[Items from a figure collection]

+++

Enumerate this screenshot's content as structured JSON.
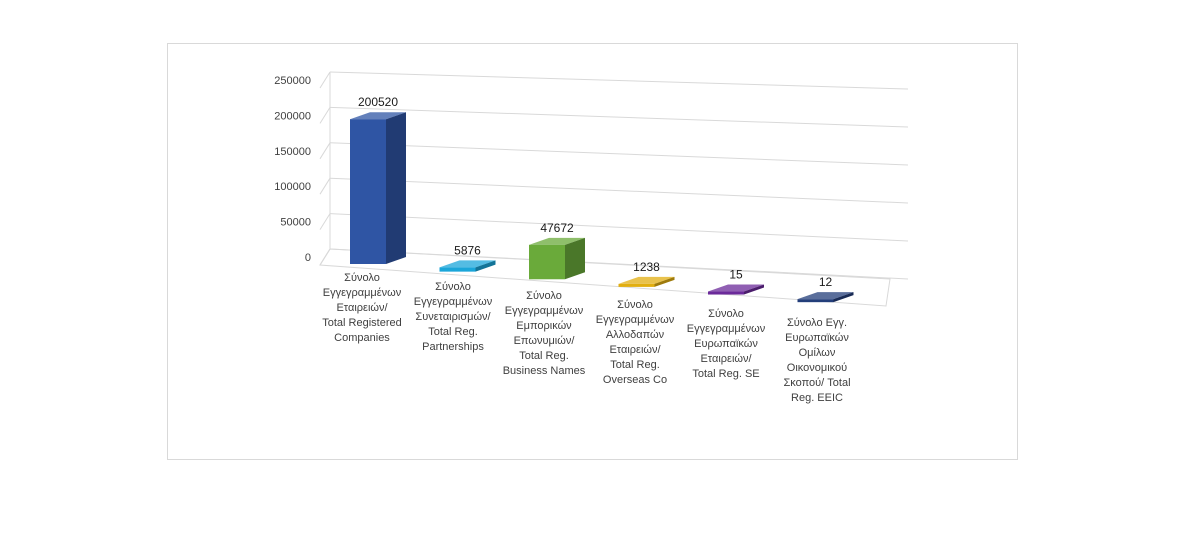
{
  "chart_data": {
    "type": "bar",
    "style": "3d-column",
    "title": "",
    "xlabel": "",
    "ylabel": "",
    "ylim": [
      0,
      250000
    ],
    "yticks": [
      0,
      50000,
      100000,
      150000,
      200000,
      250000
    ],
    "grid": true,
    "legend": "none",
    "categories": [
      [
        "Σύνολο",
        "Εγγεγραμμένων",
        "Εταιρειών/",
        "Total Registered",
        "Companies"
      ],
      [
        "Σύνολο",
        "Εγγεγραμμένων",
        "Συνεταιρισμών/",
        "Total Reg.",
        "Partnerships"
      ],
      [
        "Σύνολο",
        "Εγγεγραμμένων",
        "Εμπορικών",
        "Επωνυμιών/",
        "Total Reg.",
        "Business Names"
      ],
      [
        "Σύνολο",
        "Εγγεγραμμένων",
        "Αλλοδαπών",
        "Εταιρειών/",
        "Total Reg.",
        "Overseas Co"
      ],
      [
        "Σύνολο",
        "Εγγεγραμμένων",
        "Ευρωπαϊκών",
        "Εταιρειών/",
        "Total Reg. SE"
      ],
      [
        "Σύνολο Εγγ.",
        "Ευρωπαϊκών",
        "Ομίλων",
        "Οικονομικού",
        "Σκοπού/ Total",
        "Reg. EEIC"
      ]
    ],
    "values": [
      200520,
      5876,
      47672,
      1238,
      15,
      12
    ],
    "data_labels": [
      "200520",
      "5876",
      "47672",
      "1238",
      "15",
      "12"
    ],
    "colors": [
      "#2f55a4",
      "#1ba6d9",
      "#6aaa3a",
      "#e1ae10",
      "#6b2a9a",
      "#233e7a"
    ]
  }
}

+++

=== Written request ===
All records should be output exactly, with the pictures left out.

=== Result ===
Enumerate this screenshot's content as structured JSON.
{
  "chart_data": {
    "type": "bar",
    "style": "3d-column",
    "title": "",
    "xlabel": "",
    "ylabel": "",
    "ylim": [
      0,
      250000
    ],
    "yticks": [
      0,
      50000,
      100000,
      150000,
      200000,
      250000
    ],
    "grid": true,
    "legend": "none",
    "categories": [
      [
        "Σύνολο",
        "Εγγεγραμμένων",
        "Εταιρειών/",
        "Total Registered",
        "Companies"
      ],
      [
        "Σύνολο",
        "Εγγεγραμμένων",
        "Συνεταιρισμών/",
        "Total Reg.",
        "Partnerships"
      ],
      [
        "Σύνολο",
        "Εγγεγραμμένων",
        "Εμπορικών",
        "Επωνυμιών/",
        "Total Reg.",
        "Business Names"
      ],
      [
        "Σύνολο",
        "Εγγεγραμμένων",
        "Αλλοδαπών",
        "Εταιρειών/",
        "Total Reg.",
        "Overseas Co"
      ],
      [
        "Σύνολο",
        "Εγγεγραμμένων",
        "Ευρωπαϊκών",
        "Εταιρειών/",
        "Total Reg. SE"
      ],
      [
        "Σύνολο Εγγ.",
        "Ευρωπαϊκών",
        "Ομίλων",
        "Οικονομικού",
        "Σκοπού/ Total",
        "Reg. EEIC"
      ]
    ],
    "values": [
      200520,
      5876,
      47672,
      1238,
      15,
      12
    ],
    "data_labels": [
      "200520",
      "5876",
      "47672",
      "1238",
      "15",
      "12"
    ],
    "colors": [
      "#2f55a4",
      "#1ba6d9",
      "#6aaa3a",
      "#e1ae10",
      "#6b2a9a",
      "#233e7a"
    ]
  }
}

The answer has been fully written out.